*What to do:* Collect every line of the records below that contains the string "Dashboard".

Items stored from a collection
-- Start --
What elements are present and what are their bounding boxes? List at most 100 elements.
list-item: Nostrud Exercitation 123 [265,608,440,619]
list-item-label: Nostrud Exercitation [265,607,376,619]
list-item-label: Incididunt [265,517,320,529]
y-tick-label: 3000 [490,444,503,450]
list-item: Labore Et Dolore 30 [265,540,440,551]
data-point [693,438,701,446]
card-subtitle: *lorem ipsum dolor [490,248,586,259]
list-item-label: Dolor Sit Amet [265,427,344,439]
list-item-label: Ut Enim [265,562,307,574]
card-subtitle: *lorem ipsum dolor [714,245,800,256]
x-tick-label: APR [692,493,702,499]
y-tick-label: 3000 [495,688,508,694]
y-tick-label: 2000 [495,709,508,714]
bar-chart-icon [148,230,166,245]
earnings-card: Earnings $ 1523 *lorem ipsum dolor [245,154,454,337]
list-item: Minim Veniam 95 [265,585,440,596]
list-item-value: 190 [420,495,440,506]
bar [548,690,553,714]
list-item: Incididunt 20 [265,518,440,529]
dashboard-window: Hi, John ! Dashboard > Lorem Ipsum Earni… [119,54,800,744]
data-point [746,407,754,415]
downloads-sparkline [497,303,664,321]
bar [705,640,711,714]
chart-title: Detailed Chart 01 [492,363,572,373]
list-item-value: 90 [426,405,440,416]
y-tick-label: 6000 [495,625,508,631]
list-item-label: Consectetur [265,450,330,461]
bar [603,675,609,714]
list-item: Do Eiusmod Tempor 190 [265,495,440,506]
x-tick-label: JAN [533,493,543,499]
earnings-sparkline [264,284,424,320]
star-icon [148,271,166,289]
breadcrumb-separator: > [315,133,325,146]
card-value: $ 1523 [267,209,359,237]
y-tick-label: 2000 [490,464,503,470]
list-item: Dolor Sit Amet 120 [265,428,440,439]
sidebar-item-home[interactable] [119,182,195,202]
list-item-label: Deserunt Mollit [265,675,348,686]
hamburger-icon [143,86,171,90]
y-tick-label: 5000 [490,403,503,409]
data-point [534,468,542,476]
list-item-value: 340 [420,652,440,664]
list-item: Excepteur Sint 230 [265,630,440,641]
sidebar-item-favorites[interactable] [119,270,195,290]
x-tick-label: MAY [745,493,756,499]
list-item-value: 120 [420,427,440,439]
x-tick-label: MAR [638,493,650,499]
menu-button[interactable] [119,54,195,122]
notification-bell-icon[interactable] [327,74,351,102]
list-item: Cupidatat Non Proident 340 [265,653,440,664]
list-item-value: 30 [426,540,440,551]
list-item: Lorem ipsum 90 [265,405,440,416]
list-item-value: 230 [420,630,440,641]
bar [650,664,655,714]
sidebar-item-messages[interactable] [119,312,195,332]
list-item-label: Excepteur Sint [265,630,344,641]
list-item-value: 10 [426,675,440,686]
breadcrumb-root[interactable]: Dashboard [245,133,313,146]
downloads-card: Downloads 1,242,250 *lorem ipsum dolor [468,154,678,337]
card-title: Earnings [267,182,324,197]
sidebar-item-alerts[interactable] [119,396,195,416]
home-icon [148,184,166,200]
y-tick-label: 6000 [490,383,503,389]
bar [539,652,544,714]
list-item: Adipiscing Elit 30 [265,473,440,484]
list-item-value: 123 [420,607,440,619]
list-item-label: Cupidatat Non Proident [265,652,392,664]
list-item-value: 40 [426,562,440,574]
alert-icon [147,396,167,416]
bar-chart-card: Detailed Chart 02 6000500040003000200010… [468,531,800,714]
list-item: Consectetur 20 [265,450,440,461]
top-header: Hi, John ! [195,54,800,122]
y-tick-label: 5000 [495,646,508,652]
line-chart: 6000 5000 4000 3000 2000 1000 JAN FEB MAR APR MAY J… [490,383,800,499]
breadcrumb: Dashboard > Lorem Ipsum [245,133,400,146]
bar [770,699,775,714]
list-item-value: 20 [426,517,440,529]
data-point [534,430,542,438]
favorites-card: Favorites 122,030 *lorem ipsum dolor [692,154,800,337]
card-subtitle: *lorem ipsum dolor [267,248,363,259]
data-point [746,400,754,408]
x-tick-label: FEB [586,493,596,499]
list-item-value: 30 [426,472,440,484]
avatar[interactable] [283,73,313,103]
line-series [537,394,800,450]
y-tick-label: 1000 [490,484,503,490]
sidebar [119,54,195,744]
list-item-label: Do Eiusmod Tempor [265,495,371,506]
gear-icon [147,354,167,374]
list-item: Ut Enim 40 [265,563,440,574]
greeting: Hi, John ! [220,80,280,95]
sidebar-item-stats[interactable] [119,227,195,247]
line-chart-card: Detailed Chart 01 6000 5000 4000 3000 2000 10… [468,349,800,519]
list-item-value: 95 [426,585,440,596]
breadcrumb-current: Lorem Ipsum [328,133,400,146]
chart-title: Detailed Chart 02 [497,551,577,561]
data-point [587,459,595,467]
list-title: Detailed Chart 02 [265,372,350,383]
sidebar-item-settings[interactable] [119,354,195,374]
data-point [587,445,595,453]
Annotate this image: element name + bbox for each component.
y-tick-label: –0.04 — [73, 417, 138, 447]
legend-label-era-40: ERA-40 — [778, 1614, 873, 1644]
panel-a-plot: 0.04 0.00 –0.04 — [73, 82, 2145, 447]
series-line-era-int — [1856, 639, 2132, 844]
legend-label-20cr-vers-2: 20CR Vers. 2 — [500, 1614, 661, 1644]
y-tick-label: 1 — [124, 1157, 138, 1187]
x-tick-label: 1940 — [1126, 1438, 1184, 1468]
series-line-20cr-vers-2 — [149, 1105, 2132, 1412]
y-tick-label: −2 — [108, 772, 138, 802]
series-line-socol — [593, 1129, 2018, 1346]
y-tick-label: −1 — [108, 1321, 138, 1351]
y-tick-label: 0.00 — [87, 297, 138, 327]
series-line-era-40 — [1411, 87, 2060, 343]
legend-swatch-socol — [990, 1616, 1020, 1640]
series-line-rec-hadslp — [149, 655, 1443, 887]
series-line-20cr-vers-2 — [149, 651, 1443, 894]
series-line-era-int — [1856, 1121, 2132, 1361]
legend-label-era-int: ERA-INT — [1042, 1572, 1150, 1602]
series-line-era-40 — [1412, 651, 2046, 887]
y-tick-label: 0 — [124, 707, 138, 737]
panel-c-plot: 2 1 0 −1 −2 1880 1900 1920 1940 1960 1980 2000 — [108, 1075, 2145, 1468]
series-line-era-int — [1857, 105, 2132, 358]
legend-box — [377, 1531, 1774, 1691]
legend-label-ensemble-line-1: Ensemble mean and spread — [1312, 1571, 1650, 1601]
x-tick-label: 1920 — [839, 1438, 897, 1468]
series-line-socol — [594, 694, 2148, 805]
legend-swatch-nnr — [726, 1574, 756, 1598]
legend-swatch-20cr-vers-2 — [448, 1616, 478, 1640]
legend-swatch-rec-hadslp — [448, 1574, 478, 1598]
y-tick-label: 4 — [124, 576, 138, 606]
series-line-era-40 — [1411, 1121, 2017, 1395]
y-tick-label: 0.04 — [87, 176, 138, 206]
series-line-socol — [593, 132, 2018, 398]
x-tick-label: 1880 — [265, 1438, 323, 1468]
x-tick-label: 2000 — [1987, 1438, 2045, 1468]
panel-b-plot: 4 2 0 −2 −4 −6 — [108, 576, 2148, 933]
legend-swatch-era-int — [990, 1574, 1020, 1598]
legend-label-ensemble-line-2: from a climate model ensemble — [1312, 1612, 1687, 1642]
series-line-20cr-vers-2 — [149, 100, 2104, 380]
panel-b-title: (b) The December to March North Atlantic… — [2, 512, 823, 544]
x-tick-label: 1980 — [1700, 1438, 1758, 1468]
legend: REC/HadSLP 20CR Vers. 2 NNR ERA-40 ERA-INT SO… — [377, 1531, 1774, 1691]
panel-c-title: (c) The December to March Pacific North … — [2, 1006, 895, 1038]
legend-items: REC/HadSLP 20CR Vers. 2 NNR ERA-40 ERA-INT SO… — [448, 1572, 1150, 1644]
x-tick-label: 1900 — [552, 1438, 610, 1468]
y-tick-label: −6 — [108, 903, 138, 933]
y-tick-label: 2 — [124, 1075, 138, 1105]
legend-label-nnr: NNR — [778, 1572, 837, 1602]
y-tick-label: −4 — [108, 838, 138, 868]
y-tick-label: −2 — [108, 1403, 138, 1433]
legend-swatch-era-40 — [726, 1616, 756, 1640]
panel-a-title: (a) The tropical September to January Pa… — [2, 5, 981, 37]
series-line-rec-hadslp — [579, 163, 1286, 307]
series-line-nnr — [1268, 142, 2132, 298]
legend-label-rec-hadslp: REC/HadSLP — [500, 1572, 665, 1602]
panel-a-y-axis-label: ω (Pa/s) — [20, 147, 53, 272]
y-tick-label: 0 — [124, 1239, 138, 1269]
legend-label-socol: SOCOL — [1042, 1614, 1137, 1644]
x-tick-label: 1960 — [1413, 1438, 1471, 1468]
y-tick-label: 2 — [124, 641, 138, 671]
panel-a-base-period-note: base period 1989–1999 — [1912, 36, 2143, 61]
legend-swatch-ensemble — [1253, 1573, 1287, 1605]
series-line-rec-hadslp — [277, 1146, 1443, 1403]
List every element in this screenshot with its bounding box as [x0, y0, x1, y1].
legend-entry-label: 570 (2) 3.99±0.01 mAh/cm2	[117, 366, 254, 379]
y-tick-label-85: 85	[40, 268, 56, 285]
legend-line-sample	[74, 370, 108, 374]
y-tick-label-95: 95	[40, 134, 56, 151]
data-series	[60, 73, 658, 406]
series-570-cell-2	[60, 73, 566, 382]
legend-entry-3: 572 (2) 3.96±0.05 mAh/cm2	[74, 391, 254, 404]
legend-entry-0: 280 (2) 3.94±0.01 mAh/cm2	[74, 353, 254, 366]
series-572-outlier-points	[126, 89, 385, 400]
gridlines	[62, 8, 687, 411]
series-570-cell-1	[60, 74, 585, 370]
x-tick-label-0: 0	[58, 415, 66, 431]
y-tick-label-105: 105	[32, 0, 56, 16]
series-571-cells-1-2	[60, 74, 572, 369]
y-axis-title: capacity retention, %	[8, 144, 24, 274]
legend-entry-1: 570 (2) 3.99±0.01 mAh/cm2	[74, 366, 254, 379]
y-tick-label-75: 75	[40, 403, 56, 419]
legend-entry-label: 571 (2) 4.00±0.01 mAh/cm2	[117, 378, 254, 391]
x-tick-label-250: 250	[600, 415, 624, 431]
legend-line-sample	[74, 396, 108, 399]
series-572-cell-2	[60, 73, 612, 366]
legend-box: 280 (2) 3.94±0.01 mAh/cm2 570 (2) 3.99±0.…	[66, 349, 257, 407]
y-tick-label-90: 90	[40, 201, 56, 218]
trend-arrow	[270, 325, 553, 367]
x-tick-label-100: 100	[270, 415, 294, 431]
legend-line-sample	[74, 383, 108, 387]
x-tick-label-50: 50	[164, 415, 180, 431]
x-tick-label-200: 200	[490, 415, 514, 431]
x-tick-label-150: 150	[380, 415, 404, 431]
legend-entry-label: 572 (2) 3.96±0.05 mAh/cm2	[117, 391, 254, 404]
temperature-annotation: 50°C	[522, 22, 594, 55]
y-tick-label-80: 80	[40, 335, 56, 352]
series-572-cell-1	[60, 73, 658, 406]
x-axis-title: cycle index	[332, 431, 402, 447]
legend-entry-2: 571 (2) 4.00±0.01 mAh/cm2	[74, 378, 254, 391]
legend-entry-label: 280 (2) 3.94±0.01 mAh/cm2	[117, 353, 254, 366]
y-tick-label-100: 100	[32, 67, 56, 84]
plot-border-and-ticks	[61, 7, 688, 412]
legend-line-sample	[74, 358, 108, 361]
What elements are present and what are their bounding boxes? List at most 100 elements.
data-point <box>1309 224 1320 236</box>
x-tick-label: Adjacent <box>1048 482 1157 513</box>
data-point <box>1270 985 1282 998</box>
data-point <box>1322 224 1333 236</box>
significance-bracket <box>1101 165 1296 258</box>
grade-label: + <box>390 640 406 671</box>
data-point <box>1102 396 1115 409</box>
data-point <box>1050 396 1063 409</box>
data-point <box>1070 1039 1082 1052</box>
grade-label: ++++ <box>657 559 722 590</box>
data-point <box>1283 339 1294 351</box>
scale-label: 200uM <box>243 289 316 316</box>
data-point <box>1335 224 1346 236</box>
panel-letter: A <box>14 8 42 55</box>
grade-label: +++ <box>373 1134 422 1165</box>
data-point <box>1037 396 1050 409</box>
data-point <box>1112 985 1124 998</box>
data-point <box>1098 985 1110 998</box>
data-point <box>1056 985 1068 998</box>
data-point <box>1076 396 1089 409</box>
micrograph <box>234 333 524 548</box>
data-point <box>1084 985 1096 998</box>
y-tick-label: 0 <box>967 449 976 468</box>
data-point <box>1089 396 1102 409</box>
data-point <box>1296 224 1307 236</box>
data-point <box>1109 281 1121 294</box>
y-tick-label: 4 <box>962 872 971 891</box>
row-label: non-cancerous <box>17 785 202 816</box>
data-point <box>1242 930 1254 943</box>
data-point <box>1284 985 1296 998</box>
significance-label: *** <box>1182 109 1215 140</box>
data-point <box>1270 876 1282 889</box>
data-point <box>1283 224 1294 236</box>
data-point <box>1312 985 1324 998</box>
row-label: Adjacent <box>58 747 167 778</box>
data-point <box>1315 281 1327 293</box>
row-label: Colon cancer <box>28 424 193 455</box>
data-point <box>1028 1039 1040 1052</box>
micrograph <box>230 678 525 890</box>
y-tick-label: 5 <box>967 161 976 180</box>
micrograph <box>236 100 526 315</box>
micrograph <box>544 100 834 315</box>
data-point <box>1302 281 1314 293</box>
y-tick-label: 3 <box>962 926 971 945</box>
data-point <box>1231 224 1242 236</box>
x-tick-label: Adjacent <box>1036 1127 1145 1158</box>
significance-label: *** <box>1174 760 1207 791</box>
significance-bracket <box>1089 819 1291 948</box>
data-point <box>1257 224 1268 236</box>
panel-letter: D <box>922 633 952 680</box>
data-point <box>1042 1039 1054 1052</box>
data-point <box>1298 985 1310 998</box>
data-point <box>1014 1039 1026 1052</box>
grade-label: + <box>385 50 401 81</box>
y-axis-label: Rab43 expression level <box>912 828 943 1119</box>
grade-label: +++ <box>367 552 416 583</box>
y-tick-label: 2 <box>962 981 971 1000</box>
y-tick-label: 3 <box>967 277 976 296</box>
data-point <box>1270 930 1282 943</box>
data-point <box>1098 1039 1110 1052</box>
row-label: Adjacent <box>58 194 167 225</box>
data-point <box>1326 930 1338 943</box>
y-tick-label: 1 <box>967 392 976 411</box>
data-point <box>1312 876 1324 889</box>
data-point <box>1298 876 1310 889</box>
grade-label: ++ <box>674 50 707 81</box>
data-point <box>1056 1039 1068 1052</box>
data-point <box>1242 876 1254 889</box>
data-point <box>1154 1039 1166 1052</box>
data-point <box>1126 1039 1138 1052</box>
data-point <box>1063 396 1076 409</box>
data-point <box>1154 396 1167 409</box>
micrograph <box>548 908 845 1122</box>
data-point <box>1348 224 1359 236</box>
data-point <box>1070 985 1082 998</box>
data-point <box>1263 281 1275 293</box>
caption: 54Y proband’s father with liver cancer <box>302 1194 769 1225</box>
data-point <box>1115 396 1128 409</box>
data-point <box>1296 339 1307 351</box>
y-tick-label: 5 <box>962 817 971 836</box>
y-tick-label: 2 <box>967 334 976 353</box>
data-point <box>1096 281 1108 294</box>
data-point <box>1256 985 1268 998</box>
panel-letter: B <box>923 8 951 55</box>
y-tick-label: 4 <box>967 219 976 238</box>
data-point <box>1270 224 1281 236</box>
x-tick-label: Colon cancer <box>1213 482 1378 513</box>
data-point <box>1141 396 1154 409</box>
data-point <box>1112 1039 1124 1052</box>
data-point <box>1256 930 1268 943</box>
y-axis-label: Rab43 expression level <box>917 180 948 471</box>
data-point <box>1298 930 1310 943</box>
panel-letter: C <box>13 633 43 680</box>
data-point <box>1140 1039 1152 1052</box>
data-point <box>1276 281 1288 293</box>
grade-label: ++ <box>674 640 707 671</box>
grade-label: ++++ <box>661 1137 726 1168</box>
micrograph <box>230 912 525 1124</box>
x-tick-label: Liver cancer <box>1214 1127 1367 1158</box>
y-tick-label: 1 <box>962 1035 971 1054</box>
-- End --
*Result below:*
dashboard-window: Hi, John ! Dashboard > Lorem Ipsum Earni… [119,54,800,744]
breadcrumb-root[interactable]: Dashboard [245,133,313,146]
breadcrumb: Dashboard > Lorem Ipsum [245,133,400,146]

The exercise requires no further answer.